═══ Entries supplied ═══

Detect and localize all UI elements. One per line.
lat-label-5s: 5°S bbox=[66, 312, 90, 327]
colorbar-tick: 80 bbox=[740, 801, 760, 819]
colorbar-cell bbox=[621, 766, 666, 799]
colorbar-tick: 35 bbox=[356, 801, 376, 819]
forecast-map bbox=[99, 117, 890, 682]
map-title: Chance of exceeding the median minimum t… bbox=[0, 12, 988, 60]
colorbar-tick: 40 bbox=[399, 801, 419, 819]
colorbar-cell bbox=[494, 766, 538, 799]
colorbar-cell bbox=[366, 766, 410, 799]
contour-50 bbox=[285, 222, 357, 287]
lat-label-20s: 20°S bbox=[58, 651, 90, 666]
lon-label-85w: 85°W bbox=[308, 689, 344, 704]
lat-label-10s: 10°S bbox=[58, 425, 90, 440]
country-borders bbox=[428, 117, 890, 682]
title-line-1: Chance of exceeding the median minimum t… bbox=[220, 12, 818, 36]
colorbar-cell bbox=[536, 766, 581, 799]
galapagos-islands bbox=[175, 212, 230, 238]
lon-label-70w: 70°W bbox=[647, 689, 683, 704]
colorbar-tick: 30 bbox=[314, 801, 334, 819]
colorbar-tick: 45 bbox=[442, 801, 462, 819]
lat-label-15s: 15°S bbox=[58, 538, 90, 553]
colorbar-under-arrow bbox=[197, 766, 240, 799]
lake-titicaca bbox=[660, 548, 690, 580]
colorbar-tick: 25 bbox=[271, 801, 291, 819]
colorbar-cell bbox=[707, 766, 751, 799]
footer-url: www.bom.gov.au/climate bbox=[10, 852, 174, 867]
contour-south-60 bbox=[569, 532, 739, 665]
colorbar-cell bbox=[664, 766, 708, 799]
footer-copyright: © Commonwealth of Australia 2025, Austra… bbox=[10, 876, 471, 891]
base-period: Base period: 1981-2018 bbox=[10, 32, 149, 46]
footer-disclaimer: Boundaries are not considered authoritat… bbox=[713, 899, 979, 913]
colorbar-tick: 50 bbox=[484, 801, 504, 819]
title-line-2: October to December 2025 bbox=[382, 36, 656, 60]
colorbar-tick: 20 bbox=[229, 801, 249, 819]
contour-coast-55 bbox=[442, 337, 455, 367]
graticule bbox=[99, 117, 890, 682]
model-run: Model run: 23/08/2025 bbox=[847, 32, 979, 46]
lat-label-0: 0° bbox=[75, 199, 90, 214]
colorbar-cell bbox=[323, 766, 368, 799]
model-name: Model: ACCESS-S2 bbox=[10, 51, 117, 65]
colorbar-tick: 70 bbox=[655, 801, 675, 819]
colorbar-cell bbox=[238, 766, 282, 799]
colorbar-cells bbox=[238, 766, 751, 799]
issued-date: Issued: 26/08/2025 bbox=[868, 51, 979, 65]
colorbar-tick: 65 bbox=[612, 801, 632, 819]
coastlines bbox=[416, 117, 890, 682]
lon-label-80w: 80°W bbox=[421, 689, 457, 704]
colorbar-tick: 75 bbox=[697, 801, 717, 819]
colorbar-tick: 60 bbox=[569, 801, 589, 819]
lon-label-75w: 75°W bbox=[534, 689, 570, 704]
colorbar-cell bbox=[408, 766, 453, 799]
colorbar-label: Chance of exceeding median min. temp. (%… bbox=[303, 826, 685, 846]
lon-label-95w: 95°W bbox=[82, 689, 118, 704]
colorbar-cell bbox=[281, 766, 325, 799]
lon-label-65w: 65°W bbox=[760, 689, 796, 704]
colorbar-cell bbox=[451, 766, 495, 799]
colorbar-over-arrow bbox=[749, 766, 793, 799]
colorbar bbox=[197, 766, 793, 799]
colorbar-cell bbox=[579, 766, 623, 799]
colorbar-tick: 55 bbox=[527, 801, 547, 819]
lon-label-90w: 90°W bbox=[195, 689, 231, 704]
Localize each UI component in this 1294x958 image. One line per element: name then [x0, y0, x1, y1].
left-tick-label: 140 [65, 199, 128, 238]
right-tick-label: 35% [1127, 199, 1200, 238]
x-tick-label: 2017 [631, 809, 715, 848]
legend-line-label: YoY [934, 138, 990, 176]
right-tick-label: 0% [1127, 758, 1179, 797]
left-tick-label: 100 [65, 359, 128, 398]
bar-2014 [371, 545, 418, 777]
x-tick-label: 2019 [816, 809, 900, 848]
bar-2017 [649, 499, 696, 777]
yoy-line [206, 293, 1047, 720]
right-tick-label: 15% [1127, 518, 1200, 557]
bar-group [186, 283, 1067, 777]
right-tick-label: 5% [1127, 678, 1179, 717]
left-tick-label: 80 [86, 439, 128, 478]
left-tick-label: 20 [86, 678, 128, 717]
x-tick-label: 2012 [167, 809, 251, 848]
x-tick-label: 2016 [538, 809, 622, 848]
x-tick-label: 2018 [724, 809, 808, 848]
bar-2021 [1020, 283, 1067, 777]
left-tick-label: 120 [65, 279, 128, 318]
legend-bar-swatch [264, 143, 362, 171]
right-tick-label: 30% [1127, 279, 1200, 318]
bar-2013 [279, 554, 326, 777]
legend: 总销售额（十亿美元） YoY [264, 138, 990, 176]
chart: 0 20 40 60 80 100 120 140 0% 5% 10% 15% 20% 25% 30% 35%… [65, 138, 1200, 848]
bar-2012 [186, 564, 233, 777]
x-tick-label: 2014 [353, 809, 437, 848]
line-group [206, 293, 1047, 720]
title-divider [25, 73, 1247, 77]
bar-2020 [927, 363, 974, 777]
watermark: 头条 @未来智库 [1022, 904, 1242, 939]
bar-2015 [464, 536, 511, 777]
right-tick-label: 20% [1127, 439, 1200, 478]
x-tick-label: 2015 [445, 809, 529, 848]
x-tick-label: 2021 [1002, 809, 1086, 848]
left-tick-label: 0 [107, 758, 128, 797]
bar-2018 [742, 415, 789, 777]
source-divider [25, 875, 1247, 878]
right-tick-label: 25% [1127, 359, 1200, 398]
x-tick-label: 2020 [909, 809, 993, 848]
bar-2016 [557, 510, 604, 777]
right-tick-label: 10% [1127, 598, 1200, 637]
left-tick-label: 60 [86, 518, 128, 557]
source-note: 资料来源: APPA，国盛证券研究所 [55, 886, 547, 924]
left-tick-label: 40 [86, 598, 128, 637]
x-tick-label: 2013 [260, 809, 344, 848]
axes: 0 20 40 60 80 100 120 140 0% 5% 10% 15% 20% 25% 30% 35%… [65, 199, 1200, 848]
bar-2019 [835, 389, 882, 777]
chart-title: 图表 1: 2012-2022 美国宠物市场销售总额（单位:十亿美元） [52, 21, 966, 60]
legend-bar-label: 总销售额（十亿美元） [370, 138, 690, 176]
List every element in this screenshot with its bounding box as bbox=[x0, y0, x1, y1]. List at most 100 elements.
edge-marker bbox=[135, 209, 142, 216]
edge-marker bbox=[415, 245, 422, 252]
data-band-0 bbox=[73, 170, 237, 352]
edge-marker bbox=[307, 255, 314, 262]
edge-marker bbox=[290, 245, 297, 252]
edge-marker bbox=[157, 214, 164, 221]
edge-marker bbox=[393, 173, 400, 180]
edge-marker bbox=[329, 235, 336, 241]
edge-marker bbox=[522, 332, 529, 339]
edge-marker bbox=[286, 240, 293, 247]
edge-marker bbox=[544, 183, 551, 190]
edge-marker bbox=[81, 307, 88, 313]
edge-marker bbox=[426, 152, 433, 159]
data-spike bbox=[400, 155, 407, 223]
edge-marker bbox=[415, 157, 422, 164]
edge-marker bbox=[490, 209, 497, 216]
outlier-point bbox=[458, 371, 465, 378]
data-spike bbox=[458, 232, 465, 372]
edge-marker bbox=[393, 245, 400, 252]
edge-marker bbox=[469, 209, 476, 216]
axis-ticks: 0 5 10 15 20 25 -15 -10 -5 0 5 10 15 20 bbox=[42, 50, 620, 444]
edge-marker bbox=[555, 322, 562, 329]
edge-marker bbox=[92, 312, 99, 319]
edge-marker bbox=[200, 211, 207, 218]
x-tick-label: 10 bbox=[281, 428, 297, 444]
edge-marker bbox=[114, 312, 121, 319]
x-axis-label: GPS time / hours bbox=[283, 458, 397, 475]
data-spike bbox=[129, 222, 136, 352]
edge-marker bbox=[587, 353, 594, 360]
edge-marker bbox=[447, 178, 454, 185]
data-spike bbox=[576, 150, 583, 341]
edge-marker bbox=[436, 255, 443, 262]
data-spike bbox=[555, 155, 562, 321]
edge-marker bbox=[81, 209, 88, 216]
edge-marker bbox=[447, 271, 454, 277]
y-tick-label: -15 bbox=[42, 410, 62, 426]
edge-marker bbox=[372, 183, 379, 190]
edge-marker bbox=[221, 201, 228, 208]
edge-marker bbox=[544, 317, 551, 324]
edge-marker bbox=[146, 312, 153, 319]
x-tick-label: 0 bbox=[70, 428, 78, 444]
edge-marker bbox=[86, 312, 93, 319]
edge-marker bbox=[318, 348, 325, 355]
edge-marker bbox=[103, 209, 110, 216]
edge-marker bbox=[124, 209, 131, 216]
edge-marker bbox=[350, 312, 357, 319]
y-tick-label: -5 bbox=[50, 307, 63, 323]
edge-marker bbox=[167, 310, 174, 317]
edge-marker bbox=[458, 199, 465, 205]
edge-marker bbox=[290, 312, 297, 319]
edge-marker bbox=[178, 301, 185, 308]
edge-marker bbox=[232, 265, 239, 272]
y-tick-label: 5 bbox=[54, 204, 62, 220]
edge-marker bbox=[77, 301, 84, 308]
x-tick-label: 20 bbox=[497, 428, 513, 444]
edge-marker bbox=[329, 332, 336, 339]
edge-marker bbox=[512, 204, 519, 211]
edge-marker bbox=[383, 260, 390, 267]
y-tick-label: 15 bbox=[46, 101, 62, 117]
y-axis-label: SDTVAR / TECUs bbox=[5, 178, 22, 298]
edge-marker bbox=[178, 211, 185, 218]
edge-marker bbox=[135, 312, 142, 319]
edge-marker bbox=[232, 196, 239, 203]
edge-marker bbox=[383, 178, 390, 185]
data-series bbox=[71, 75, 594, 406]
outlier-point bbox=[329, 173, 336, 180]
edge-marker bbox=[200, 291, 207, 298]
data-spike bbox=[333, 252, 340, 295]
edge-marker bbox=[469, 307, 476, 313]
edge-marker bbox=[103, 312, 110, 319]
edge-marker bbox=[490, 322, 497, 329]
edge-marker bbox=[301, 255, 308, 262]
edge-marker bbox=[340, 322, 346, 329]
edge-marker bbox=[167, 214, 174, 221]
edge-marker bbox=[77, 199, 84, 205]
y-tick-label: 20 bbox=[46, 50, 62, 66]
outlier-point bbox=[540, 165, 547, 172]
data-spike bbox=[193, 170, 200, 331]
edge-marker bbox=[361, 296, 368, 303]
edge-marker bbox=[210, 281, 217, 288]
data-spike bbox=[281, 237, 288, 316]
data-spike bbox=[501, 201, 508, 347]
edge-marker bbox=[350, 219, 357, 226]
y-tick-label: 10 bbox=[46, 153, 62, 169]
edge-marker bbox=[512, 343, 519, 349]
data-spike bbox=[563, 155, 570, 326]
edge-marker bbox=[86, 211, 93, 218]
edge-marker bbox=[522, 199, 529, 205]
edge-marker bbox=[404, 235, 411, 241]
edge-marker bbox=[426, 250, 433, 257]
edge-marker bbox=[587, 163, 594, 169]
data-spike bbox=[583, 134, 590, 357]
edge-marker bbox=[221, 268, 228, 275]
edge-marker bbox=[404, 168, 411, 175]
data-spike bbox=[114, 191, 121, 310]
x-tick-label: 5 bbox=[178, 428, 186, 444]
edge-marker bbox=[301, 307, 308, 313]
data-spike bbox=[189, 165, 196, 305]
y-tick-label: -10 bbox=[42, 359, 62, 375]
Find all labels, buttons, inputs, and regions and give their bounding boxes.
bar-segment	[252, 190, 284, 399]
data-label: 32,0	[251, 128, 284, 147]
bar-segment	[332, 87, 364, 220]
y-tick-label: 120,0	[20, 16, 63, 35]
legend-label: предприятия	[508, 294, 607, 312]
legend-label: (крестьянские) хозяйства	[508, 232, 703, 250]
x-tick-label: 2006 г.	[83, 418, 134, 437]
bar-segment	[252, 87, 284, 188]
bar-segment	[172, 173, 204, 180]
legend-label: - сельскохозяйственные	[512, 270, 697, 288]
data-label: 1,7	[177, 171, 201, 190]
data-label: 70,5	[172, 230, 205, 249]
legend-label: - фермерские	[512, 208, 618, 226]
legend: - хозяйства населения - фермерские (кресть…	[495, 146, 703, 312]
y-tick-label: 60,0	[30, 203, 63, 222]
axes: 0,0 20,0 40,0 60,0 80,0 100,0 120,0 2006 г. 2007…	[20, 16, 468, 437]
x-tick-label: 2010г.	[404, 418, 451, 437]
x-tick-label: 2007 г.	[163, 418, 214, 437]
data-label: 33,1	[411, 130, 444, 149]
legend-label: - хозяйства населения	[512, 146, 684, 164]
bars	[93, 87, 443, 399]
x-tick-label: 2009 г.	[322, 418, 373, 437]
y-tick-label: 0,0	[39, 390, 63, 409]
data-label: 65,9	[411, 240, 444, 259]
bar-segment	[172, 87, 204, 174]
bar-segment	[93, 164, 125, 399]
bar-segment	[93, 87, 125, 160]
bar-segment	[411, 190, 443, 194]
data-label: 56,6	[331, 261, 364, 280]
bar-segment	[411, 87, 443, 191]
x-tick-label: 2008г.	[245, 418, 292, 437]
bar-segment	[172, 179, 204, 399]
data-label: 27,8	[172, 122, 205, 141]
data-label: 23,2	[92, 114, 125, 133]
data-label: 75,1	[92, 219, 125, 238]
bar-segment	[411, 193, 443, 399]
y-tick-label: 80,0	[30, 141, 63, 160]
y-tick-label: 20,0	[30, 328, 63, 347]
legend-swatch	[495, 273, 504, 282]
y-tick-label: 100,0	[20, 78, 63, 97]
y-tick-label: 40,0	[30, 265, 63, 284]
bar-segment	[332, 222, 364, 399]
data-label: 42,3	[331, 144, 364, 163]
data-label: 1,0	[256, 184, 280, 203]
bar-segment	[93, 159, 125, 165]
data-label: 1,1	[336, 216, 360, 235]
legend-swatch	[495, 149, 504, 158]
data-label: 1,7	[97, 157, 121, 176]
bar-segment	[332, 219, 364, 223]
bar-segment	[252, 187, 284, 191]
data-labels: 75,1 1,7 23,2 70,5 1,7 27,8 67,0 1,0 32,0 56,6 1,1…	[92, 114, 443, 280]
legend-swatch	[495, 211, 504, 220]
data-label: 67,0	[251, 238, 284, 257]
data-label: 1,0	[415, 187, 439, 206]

═══

● Your task
Reproduce the rows above character for character, beginning with the very first row and continuing up to and including the line that contains "lon-label-70w: 70°W bbox=[647, 689, 683, 704]".

● Task answer
Detect and localize all UI elements. One per line.
lat-label-5s: 5°S bbox=[66, 312, 90, 327]
colorbar-tick: 80 bbox=[740, 801, 760, 819]
colorbar-cell bbox=[621, 766, 666, 799]
colorbar-tick: 35 bbox=[356, 801, 376, 819]
forecast-map bbox=[99, 117, 890, 682]
map-title: Chance of exceeding the median minimum t… bbox=[0, 12, 988, 60]
colorbar-tick: 40 bbox=[399, 801, 419, 819]
colorbar-cell bbox=[494, 766, 538, 799]
colorbar-cell bbox=[366, 766, 410, 799]
contour-50 bbox=[285, 222, 357, 287]
lat-label-20s: 20°S bbox=[58, 651, 90, 666]
lon-label-85w: 85°W bbox=[308, 689, 344, 704]
lat-label-10s: 10°S bbox=[58, 425, 90, 440]
country-borders bbox=[428, 117, 890, 682]
title-line-1: Chance of exceeding the median minimum t… bbox=[220, 12, 818, 36]
colorbar-cell bbox=[536, 766, 581, 799]
galapagos-islands bbox=[175, 212, 230, 238]
lon-label-70w: 70°W bbox=[647, 689, 683, 704]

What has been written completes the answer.